Given problem a:
Answer these questions about the thread on combining neural nets with MCTS for Go:
(i) Along with a utility value, what does the first comment say is faked for each action?
(ii) On which games did the commenter who wrote MCTS implementations use them?
(iii) In the quoted conclusion, what could a DCNN be run on in parallel with an MCTS Go program?

Supplied text:

>>>>

Hacker News new | ask | show | jobs
by jpfr 4198 days ago
Integration in MCTS should be straightforward. And I would be surprised if the author's hadn't done it already. Normally, no actions are pruned away per-se. Instead, the available actions are initialised with a utility value [1] from an external oracle, i.e. the neural net. From then on, the normal MCTS procedure continues until the time or memory runs out.

[1] ..and a faked visit-count. So the algorithm beliefs that the action was already evaluated n times, which resulted in the given mean utility.

2 comments

I don't think they've done it yet -- in the conclusion they say:

    The most obvious next step is to integrate a 
    DCNN into a full fledged Go playing system. For
    example, a DCNN could be run on a GPU in parallel with
    a MCTS Go program and be used to provide highly quality
    priors for what the strongest moves to consider are. Such
    a system would both be the first to bring sophisticated pat-
    tern recognitions abilities to playing Go, and have a strong
    potential ability to surpass current computer Go programs.
I agree that the integration should be exceedingly straightforward. I've written MCTS implementations (though not a Go implementation -- I used it on Connect 4 and other easy-to-code games), and it seems like you'd just plug it into your already-existing bias function.

The authors didn't mention my idea about using the probability distribution output from the network to guide the random playouts, which I would also be interested in.

From the paper: " The most obvious next step is to integrate a DCNN into a full fledged Go playing system. For example, a DCNN could be run on a GPU in parallel with a MCTS Go program and be used to provide highly quality priors for what the strongest moves to consider are. Such a system would both be the first to bring sophisticated pattern recognitions abilities to playing Go, and have a strong potential ability to surpass current computer Go programs. "

<<<<

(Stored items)

>>>>

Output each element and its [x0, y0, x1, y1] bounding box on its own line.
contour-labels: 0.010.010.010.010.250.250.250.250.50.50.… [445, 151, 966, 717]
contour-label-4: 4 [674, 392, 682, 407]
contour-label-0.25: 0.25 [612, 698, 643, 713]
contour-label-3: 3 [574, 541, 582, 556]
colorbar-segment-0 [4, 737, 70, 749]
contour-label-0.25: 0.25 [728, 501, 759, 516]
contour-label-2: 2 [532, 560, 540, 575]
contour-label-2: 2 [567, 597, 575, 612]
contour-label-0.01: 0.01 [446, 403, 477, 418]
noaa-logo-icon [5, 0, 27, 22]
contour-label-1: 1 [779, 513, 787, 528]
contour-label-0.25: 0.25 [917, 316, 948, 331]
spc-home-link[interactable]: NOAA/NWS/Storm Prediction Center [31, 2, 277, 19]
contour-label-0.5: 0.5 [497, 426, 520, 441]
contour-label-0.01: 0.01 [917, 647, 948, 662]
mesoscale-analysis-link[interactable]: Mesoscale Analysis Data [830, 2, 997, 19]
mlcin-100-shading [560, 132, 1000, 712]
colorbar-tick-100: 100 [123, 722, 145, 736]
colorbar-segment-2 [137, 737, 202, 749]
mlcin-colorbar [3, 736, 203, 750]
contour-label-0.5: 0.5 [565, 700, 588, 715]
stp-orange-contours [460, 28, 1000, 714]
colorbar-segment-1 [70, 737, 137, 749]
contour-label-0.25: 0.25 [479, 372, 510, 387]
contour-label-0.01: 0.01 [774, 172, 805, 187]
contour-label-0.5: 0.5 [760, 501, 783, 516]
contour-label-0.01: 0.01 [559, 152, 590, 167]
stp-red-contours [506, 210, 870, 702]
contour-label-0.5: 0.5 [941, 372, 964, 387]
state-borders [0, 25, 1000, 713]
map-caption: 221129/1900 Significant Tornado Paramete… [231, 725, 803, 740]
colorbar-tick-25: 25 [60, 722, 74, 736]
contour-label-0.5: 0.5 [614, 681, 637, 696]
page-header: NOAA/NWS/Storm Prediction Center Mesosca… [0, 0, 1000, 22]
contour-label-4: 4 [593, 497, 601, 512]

<<<<
>>>>

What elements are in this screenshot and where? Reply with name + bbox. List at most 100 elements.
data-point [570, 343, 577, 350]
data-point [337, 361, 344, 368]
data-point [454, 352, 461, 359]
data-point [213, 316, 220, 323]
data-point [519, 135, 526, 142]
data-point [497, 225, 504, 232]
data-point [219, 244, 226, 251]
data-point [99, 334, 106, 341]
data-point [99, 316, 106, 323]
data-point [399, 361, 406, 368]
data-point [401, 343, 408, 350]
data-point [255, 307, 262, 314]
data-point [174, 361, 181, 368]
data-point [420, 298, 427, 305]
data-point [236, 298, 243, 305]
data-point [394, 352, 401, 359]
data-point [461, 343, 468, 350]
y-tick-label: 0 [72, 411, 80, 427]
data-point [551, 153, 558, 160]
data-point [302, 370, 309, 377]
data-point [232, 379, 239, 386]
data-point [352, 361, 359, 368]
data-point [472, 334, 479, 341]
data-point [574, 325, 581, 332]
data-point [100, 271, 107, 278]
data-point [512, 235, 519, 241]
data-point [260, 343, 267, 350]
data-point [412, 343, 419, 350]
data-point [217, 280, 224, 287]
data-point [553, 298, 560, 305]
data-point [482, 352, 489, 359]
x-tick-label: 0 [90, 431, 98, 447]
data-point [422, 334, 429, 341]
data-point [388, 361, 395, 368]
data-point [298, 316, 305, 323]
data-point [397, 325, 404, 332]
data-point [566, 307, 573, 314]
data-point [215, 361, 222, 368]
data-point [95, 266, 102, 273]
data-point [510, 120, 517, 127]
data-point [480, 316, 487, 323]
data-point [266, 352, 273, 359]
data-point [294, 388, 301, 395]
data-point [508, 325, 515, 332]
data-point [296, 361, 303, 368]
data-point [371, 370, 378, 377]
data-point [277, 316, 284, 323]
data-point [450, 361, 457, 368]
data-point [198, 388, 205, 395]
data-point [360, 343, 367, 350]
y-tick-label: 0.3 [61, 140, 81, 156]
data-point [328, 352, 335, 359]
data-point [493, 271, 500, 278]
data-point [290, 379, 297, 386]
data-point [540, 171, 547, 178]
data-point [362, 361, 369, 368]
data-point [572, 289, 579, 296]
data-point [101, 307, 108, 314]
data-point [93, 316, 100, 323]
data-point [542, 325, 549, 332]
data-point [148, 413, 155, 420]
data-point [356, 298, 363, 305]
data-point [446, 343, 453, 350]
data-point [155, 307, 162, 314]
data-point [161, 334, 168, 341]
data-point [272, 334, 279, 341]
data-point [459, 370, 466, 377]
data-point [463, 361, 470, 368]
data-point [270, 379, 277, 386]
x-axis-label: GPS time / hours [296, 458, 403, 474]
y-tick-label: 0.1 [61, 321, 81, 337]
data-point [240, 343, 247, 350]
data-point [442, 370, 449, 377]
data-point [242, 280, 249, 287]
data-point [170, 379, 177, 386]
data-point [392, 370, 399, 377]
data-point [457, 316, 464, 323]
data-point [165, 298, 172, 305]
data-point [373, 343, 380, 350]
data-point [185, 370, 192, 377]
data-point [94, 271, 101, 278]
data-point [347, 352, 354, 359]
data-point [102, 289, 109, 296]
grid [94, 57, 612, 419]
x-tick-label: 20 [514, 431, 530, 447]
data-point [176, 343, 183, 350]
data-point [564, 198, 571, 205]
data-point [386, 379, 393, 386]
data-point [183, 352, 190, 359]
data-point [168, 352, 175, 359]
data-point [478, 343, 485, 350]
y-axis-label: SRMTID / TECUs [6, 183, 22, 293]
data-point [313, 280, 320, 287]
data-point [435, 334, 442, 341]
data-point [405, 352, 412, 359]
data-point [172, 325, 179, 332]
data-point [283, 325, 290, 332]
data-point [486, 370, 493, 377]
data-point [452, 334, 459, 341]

<<<<

Given problem b:
From the stored items, return every line from the one containing "What elements are" down through the one containing "data-point [213, 316, 220, 323]", both included, without changing anything.

Exercise result a:
(i) A visit count.
(ii) Connect 4 and other easy-to-code games.
(iii) A GPU.

Exercise result b:
What elements are in this screenshot and where? Reply with name + bbox. List at most 100 elements.
data-point [570, 343, 577, 350]
data-point [337, 361, 344, 368]
data-point [454, 352, 461, 359]
data-point [213, 316, 220, 323]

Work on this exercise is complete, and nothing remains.